• _INSTRUCTIONS TO FOLLOW_: Using the entries below, return word for word the lines from the one containing "Transcribe the text in this document." up to and including the last.

• _RECORDS PROVIDED_:
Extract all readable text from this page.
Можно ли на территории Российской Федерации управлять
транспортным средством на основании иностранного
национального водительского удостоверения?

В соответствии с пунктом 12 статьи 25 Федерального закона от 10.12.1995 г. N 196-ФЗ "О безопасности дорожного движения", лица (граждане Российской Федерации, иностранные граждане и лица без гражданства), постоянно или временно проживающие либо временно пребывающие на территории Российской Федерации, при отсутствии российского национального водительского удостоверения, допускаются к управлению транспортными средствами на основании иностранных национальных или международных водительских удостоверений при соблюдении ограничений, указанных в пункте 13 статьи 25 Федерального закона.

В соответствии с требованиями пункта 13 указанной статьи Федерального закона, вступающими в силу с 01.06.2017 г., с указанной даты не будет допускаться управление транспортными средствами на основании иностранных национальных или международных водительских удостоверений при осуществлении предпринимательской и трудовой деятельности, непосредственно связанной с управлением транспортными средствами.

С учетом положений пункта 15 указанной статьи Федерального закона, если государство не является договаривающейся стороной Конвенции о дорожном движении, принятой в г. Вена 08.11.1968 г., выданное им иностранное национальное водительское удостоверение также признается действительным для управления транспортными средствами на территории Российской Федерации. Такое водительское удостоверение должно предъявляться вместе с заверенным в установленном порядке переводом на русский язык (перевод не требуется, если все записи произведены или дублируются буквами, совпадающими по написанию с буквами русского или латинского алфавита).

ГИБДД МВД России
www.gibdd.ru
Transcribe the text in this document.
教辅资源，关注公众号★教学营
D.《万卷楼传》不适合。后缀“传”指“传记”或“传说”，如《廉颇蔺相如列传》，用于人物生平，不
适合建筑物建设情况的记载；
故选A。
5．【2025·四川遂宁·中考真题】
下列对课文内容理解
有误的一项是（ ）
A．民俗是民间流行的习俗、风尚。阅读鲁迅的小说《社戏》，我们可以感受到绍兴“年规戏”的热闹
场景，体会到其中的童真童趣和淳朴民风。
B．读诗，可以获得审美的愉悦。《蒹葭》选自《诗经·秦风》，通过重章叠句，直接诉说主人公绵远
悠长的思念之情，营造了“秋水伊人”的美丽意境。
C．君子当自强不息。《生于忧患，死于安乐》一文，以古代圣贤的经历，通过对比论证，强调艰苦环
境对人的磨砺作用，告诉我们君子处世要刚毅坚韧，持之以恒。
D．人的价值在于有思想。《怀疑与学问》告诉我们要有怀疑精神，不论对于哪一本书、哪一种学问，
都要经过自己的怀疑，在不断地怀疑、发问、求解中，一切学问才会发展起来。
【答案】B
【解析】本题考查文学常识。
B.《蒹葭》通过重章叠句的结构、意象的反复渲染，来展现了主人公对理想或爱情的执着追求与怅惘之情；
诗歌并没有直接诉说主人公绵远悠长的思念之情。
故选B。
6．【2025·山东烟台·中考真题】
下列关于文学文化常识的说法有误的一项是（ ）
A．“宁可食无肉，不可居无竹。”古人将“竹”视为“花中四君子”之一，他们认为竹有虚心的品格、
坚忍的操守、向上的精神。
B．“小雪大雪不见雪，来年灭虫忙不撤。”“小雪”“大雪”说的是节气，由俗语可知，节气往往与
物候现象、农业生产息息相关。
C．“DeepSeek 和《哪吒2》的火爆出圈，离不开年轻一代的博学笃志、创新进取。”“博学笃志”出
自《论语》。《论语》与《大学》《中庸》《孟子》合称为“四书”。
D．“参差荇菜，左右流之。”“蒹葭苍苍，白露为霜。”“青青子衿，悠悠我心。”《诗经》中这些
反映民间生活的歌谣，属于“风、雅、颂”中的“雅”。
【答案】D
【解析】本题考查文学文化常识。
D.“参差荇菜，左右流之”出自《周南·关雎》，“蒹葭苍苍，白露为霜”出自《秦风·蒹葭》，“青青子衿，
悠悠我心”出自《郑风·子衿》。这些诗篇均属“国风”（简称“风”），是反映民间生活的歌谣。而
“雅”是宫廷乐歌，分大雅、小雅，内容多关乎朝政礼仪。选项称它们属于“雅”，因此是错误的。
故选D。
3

• _FINAL ANSWER_:
Transcribe the text in this document.
教辅资源，关注公众号★教学营
D.《万卷楼传》不适合。后缀“传”指“传记”或“传说”，如《廉颇蔺相如列传》，用于人物生平，不
适合建筑物建设情况的记载；
故选A。
5．【2025·四川遂宁·中考真题】
下列对课文内容理解
有误的一项是（ ）
A．民俗是民间流行的习俗、风尚。阅读鲁迅的小说《社戏》，我们可以感受到绍兴“年规戏”的热闹
场景，体会到其中的童真童趣和淳朴民风。
B．读诗，可以获得审美的愉悦。《蒹葭》选自《诗经·秦风》，通过重章叠句，直接诉说主人公绵远
悠长的思念之情，营造了“秋水伊人”的美丽意境。
C．君子当自强不息。《生于忧患，死于安乐》一文，以古代圣贤的经历，通过对比论证，强调艰苦环
境对人的磨砺作用，告诉我们君子处世要刚毅坚韧，持之以恒。
D．人的价值在于有思想。《怀疑与学问》告诉我们要有怀疑精神，不论对于哪一本书、哪一种学问，
都要经过自己的怀疑，在不断地怀疑、发问、求解中，一切学问才会发展起来。
【答案】B
【解析】本题考查文学常识。
B.《蒹葭》通过重章叠句的结构、意象的反复渲染，来展现了主人公对理想或爱情的执着追求与怅惘之情；
诗歌并没有直接诉说主人公绵远悠长的思念之情。
故选B。
6．【2025·山东烟台·中考真题】
下列关于文学文化常识的说法有误的一项是（ ）
A．“宁可食无肉，不可居无竹。”古人将“竹”视为“花中四君子”之一，他们认为竹有虚心的品格、
坚忍的操守、向上的精神。
B．“小雪大雪不见雪，来年灭虫忙不撤。”“小雪”“大雪”说的是节气，由俗语可知，节气往往与
物候现象、农业生产息息相关。
C．“DeepSeek 和《哪吒2》的火爆出圈，离不开年轻一代的博学笃志、创新进取。”“博学笃志”出
自《论语》。《论语》与《大学》《中庸》《孟子》合称为“四书”。
D．“参差荇菜，左右流之。”“蒹葭苍苍，白露为霜。”“青青子衿，悠悠我心。”《诗经》中这些
反映民间生活的歌谣，属于“风、雅、颂”中的“雅”。
【答案】D
【解析】本题考查文学文化常识。
D.“参差荇菜，左右流之”出自《周南·关雎》，“蒹葭苍苍，白露为霜”出自《秦风·蒹葭》，“青青子衿，
悠悠我心”出自《郑风·子衿》。这些诗篇均属“国风”（简称“风”），是反映民间生活的歌谣。而
“雅”是宫廷乐歌，分大雅、小雅，内容多关乎朝政礼仪。选项称它们属于“雅”，因此是错误的。
故选D。
3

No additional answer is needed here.